◆ DATA SUPPLIED ◆
---+---

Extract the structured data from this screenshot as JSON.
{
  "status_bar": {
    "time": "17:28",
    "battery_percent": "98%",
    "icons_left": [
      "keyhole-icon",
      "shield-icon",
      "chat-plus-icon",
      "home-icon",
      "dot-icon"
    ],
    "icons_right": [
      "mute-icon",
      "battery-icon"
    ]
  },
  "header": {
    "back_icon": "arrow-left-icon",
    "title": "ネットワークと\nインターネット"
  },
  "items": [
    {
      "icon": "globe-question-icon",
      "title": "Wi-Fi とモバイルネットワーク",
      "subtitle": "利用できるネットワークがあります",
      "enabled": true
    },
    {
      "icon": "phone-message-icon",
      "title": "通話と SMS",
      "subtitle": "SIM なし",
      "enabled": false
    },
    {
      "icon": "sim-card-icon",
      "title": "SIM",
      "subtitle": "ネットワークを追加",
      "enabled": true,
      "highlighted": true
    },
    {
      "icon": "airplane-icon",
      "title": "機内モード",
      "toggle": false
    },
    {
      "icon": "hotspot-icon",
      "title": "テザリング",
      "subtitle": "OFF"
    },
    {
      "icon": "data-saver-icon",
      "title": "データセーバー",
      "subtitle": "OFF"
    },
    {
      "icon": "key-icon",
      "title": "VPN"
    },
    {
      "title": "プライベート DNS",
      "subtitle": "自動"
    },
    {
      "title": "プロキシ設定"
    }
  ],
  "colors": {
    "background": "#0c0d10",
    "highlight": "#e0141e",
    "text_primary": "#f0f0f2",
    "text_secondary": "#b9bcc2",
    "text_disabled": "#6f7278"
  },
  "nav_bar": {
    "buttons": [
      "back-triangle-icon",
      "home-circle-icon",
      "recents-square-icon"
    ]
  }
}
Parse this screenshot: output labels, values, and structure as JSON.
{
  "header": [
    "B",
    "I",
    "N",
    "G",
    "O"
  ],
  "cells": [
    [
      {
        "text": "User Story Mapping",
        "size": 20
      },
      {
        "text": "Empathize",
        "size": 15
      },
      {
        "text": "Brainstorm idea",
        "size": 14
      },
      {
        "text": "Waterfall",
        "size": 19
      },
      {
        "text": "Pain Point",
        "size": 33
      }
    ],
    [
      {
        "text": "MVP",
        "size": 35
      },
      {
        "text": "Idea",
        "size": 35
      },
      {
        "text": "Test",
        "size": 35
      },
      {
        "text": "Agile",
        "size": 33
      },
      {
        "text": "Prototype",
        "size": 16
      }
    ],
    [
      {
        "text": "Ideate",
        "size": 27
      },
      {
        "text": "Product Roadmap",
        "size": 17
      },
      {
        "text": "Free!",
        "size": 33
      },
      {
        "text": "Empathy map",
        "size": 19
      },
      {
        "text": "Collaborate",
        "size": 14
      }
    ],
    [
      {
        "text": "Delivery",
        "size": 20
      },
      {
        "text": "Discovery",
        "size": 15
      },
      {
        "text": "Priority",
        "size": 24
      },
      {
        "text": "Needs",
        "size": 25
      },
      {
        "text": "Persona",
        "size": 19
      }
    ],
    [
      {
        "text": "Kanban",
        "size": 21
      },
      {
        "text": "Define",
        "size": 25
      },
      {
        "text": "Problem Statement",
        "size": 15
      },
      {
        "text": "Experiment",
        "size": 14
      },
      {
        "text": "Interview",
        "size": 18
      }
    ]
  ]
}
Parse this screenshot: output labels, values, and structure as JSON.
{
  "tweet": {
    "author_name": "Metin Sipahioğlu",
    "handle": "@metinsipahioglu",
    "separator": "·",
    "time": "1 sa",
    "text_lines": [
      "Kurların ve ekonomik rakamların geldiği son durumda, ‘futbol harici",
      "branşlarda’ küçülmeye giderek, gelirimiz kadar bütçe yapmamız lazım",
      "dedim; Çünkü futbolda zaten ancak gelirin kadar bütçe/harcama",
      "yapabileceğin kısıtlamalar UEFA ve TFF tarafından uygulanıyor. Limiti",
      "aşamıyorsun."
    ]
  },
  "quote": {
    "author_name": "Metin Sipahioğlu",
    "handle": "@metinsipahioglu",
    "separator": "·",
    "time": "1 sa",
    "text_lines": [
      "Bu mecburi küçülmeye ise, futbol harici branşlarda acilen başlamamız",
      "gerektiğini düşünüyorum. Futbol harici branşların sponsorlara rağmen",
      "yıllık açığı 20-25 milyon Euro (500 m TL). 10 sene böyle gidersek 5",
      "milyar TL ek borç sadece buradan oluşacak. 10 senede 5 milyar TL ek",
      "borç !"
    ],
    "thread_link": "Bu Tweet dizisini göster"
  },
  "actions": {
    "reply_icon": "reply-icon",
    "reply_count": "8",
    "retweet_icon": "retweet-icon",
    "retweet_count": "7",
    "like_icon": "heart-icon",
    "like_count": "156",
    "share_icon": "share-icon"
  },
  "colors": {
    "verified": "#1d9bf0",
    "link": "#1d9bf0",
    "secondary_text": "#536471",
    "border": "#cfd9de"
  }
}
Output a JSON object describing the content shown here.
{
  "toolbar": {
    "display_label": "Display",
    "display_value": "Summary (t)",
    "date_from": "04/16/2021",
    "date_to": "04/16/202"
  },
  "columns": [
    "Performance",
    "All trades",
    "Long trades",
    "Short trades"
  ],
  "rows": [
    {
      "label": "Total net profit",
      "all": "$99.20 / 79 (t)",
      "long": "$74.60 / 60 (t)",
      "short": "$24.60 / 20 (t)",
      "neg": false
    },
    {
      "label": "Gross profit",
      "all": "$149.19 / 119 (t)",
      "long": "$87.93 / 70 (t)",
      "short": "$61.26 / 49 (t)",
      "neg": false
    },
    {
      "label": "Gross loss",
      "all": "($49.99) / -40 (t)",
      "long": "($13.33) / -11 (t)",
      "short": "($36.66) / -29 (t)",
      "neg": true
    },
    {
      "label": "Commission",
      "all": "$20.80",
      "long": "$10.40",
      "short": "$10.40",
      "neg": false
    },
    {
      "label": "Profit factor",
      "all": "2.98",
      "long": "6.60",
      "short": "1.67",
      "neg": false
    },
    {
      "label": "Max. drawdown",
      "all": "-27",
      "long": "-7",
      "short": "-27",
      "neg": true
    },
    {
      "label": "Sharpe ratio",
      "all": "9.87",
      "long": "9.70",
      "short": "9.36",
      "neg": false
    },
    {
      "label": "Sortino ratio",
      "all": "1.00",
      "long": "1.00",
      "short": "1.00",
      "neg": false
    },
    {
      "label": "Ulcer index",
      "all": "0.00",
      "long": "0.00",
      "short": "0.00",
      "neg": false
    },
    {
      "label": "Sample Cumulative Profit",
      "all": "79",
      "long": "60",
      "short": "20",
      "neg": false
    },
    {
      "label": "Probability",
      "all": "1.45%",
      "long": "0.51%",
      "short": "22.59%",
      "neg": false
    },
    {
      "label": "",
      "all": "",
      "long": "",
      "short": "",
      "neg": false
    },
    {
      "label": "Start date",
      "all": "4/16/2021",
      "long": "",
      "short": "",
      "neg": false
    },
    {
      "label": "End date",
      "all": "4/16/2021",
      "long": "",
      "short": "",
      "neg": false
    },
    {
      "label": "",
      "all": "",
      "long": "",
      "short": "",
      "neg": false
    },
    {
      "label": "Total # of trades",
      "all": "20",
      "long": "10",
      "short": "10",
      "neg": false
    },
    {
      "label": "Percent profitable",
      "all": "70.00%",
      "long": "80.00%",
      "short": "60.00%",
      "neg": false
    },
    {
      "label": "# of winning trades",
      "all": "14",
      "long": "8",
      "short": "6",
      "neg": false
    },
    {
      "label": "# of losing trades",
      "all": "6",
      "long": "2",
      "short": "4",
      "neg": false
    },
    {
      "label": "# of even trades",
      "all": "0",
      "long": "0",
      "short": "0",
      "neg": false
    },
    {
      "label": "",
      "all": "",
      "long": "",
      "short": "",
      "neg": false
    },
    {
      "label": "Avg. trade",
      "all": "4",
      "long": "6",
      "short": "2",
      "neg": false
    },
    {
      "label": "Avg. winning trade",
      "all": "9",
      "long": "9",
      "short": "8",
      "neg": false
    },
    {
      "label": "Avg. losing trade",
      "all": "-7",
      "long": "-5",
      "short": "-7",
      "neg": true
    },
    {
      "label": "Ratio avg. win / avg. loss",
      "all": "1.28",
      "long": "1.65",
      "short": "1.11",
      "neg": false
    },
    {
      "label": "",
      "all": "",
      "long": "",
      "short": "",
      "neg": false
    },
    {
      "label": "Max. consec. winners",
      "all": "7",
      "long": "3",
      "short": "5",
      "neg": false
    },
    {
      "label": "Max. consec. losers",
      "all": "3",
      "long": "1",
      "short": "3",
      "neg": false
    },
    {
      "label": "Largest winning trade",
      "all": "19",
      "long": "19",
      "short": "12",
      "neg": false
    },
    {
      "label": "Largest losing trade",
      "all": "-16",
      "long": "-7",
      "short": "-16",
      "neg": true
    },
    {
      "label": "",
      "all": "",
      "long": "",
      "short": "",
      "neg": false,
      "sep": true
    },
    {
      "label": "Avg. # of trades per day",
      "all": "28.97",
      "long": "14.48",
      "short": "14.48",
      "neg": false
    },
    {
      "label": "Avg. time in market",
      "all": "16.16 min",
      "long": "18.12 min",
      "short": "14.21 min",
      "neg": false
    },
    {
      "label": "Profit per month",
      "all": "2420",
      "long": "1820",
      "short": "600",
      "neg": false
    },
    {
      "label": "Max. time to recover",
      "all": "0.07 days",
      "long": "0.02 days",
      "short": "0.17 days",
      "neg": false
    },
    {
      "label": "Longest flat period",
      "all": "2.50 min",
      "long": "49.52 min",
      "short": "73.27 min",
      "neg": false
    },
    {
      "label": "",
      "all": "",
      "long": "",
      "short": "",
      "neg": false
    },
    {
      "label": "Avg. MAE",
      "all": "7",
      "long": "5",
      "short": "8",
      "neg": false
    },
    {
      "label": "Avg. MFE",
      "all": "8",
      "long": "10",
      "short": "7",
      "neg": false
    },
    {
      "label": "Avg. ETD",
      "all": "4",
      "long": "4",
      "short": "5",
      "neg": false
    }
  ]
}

---+---

◆ PROBLEM TO SOLVE ◆
Find each line in the records holding the string "consec" and show it.

◆ RIGHT ANSWER ◆
      "label": "Max. consec. winners",
      "label": "Max. consec. losers",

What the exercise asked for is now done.